(Records of where elements appear)
········
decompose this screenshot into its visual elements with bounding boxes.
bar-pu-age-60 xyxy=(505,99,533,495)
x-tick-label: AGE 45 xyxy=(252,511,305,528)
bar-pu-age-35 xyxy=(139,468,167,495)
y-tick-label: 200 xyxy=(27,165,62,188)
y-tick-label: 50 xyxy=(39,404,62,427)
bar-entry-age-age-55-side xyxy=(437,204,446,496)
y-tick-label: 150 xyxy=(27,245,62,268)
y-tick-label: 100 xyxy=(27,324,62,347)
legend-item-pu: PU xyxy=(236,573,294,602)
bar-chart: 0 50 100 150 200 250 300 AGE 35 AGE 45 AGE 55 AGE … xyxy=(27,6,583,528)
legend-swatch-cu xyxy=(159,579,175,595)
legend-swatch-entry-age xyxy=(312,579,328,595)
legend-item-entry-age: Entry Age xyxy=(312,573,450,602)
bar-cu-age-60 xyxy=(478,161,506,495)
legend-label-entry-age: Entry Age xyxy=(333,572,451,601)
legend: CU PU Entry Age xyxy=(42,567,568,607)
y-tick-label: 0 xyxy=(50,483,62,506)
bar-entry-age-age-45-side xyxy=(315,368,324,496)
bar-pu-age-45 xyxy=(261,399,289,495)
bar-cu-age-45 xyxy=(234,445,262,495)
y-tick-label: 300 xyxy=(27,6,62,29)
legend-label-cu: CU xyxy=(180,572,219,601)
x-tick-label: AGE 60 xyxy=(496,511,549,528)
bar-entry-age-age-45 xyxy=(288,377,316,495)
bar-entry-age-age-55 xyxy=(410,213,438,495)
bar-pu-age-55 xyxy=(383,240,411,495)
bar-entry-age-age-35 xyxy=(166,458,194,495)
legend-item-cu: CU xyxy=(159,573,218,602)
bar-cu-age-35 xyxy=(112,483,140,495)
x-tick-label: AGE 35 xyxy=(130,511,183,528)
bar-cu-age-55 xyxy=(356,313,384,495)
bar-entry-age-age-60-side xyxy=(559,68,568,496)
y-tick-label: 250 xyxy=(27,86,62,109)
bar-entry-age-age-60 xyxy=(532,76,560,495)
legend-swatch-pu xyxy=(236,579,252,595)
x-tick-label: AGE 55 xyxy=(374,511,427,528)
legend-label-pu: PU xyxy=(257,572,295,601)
········
__Problem description__
Turn every line of the records above into a Markdown table with the columns Row and Line, skipping any blank lines.

__Task result__
| Row | Line |
|---|---|
| 1 | decompose this screenshot into its visual elements with bounding boxes. |
| 2 | bar-pu-age-60 xyxy=(505,99,533,495) |
| 3 | x-tick-label: AGE 45 xyxy=(252,511,305,528) |
| 4 | bar-pu-age-35 xyxy=(139,468,167,495) |
| 5 | y-tick-label: 200 xyxy=(27,165,62,188) |
| 6 | y-tick-label: 50 xyxy=(39,404,62,427) |
| 7 | bar-entry-age-age-55-side xyxy=(437,204,446,496) |
| 8 | y-tick-label: 150 xyxy=(27,245,62,268) |
| 9 | y-tick-label: 100 xyxy=(27,324,62,347) |
| 10 | legend-item-pu: PU xyxy=(236,573,294,602) |
| 11 | bar-chart: 0 50 100 150 200 250 300 AGE 35 AGE 45 AGE 55 AGE … xyxy=(27,6,583,528) |
| 12 | legend-swatch-cu xyxy=(159,579,175,595) |
| 13 | legend-swatch-entry-age xyxy=(312,579,328,595) |
| 14 | legend-item-entry-age: Entry Age xyxy=(312,573,450,602) |
| 15 | bar-cu-age-60 xyxy=(478,161,506,495) |
| 16 | legend-label-entry-age: Entry Age xyxy=(333,572,451,601) |
| 17 | legend: CU PU Entry Age xyxy=(42,567,568,607) |
| 18 | y-tick-label: 0 xyxy=(50,483,62,506) |
| 19 | bar-entry-age-age-45-side xyxy=(315,368,324,496) |
| 20 | bar-pu-age-45 xyxy=(261,399,289,495) |
| 21 | bar-cu-age-45 xyxy=(234,445,262,495) |
| 22 | y-tick-label: 300 xyxy=(27,6,62,29) |
| 23 | legend-label-cu: CU xyxy=(180,572,219,601) |
| 24 | x-tick-label: AGE 60 xyxy=(496,511,549,528) |
| 25 | bar-entry-age-age-45 xyxy=(288,377,316,495) |
| 26 | bar-entry-age-age-55 xyxy=(410,213,438,495) |
| 27 | bar-pu-age-55 xyxy=(383,240,411,495) |
| 28 | bar-entry-age-age-35 xyxy=(166,458,194,495) |
| 29 | legend-item-cu: CU xyxy=(159,573,218,602) |
| 30 | bar-cu-age-35 xyxy=(112,483,140,495) |
| 31 | x-tick-label: AGE 35 xyxy=(130,511,183,528) |
| 32 | bar-cu-age-55 xyxy=(356,313,384,495) |
| 33 | bar-entry-age-age-60-side xyxy=(559,68,568,496) |
| 34 | y-tick-label: 250 xyxy=(27,86,62,109) |
| 35 | bar-entry-age-age-60 xyxy=(532,76,560,495) |
| 36 | legend-swatch-pu xyxy=(236,579,252,595) |
| 37 | x-tick-label: AGE 55 xyxy=(374,511,427,528) |
| 38 | legend-label-pu: PU xyxy=(257,572,295,601) |